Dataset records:
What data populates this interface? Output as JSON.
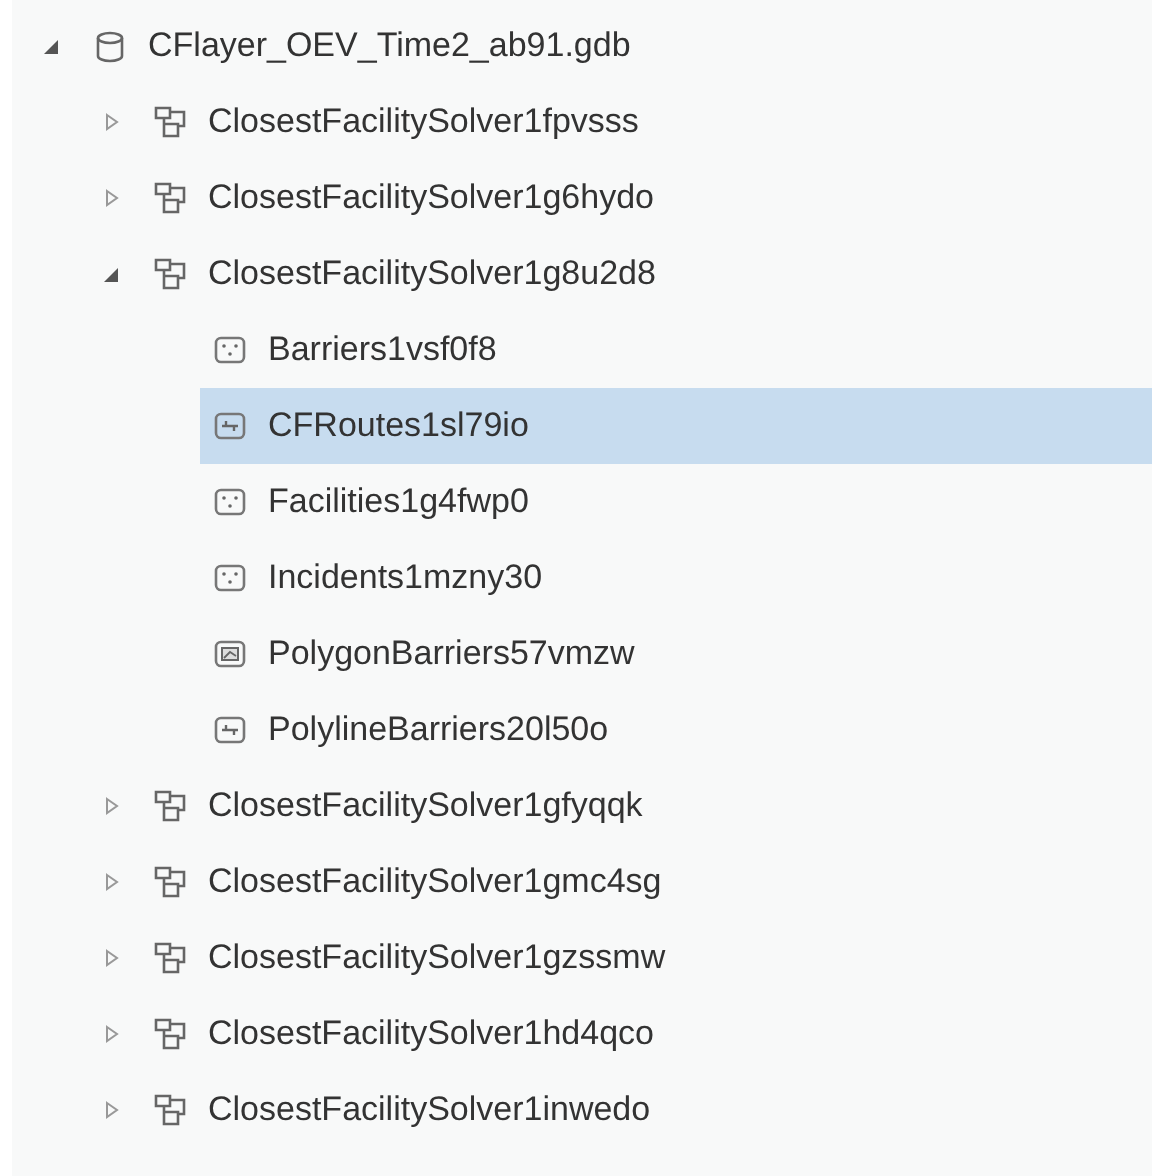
{
  "tree": [
    {
      "label": "CFlayer_OEV_Time2_ab91.gdb",
      "kind": "database",
      "expanded": true,
      "selected": false,
      "children": [
        {
          "label": "ClosestFacilitySolver1fpvsss",
          "kind": "dataset",
          "expanded": false,
          "selected": false
        },
        {
          "label": "ClosestFacilitySolver1g6hydo",
          "kind": "dataset",
          "expanded": false,
          "selected": false
        },
        {
          "label": "ClosestFacilitySolver1g8u2d8",
          "kind": "dataset",
          "expanded": true,
          "selected": false,
          "children": [
            {
              "label": "Barriers1vsf0f8",
              "kind": "point",
              "selected": false
            },
            {
              "label": "CFRoutes1sl79io",
              "kind": "line",
              "selected": true
            },
            {
              "label": "Facilities1g4fwp0",
              "kind": "point",
              "selected": false
            },
            {
              "label": "Incidents1mzny30",
              "kind": "point",
              "selected": false
            },
            {
              "label": "PolygonBarriers57vmzw",
              "kind": "polygon",
              "selected": false
            },
            {
              "label": "PolylineBarriers20l50o",
              "kind": "line",
              "selected": false
            }
          ]
        },
        {
          "label": "ClosestFacilitySolver1gfyqqk",
          "kind": "dataset",
          "expanded": false,
          "selected": false
        },
        {
          "label": "ClosestFacilitySolver1gmc4sg",
          "kind": "dataset",
          "expanded": false,
          "selected": false
        },
        {
          "label": "ClosestFacilitySolver1gzssmw",
          "kind": "dataset",
          "expanded": false,
          "selected": false
        },
        {
          "label": "ClosestFacilitySolver1hd4qco",
          "kind": "dataset",
          "expanded": false,
          "selected": false
        },
        {
          "label": "ClosestFacilitySolver1inwedo",
          "kind": "dataset",
          "expanded": false,
          "selected": false
        }
      ]
    }
  ]
}
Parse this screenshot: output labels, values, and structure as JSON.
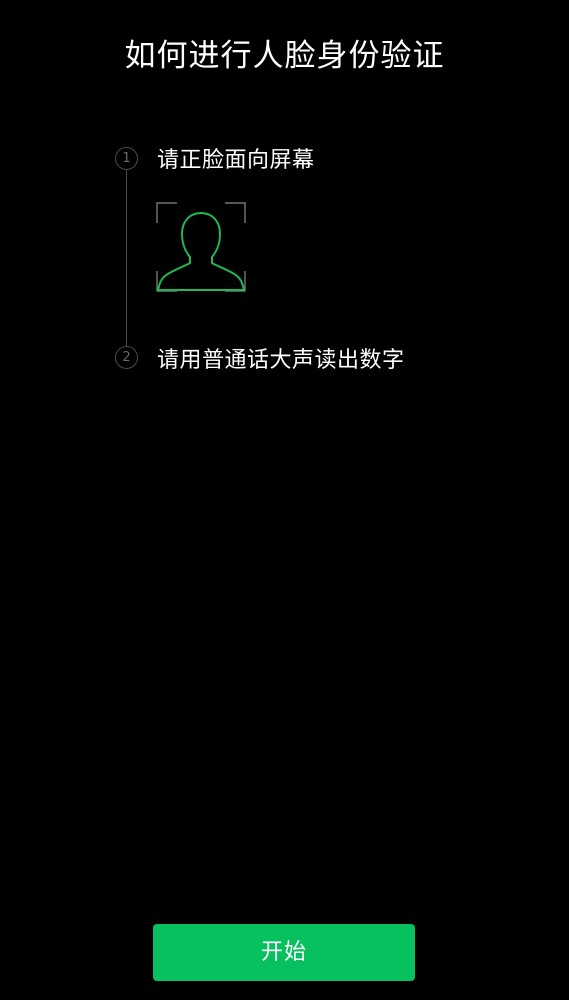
{
  "page": {
    "title": "如何进行人脸身份验证"
  },
  "steps": [
    {
      "number": "1",
      "text": "请正脸面向屏幕",
      "icon": "face-outline-icon"
    },
    {
      "number": "2",
      "text": "请用普通话大声读出数字"
    }
  ],
  "start_button": {
    "label": "开始"
  },
  "colors": {
    "background": "#000000",
    "accent_green": "#07c160",
    "face_outline": "#1db954",
    "step_gray": "#4a4a4a"
  }
}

## What is expected
The entries above are to be returned exactly, without their pictures.

## Exercise output
What data populates this interface? Output as JSON.
{
  "tree": [
    {
      "label": "CFlayer_OEV_Time2_ab91.gdb",
      "kind": "database",
      "expanded": true,
      "selected": false,
      "children": [
        {
          "label": "ClosestFacilitySolver1fpvsss",
          "kind": "dataset",
          "expanded": false,
          "selected": false
        },
        {
          "label": "ClosestFacilitySolver1g6hydo",
          "kind": "dataset",
          "expanded": false,
          "selected": false
        },
        {
          "label": "ClosestFacilitySolver1g8u2d8",
          "kind": "dataset",
          "expanded": true,
          "selected": false,
          "children": [
            {
              "label": "Barriers1vsf0f8",
              "kind": "point",
              "selected": false
            },
            {
              "label": "CFRoutes1sl79io",
              "kind": "line",
              "selected": true
            },
            {
              "label": "Facilities1g4fwp0",
              "kind": "point",
              "selected": false
            },
            {
              "label": "Incidents1mzny30",
              "kind": "point",
              "selected": false
            },
            {
              "label": "PolygonBarriers57vmzw",
              "kind": "polygon",
              "selected": false
            },
            {
              "label": "PolylineBarriers20l50o",
              "kind": "line",
              "selected": false
            }
          ]
        },
        {
          "label": "ClosestFacilitySolver1gfyqqk",
          "kind": "dataset",
          "expanded": false,
          "selected": false
        },
        {
          "label": "ClosestFacilitySolver1gmc4sg",
          "kind": "dataset",
          "expanded": false,
          "selected": false
        },
        {
          "label": "ClosestFacilitySolver1gzssmw",
          "kind": "dataset",
          "expanded": false,
          "selected": false
        },
        {
          "label": "ClosestFacilitySolver1hd4qco",
          "kind": "dataset",
          "expanded": false,
          "selected": false
        },
        {
          "label": "ClosestFacilitySolver1inwedo",
          "kind": "dataset",
          "expanded": false,
          "selected": false
        }
      ]
    }
  ]
}
Parse this screenshot: output labels, values, and structure as JSON.
{
  "page": {
    "title": "如何进行人脸身份验证"
  },
  "steps": [
    {
      "number": "1",
      "text": "请正脸面向屏幕",
      "icon": "face-outline-icon"
    },
    {
      "number": "2",
      "text": "请用普通话大声读出数字"
    }
  ],
  "start_button": {
    "label": "开始"
  },
  "colors": {
    "background": "#000000",
    "accent_green": "#07c160",
    "face_outline": "#1db954",
    "step_gray": "#4a4a4a"
  }
}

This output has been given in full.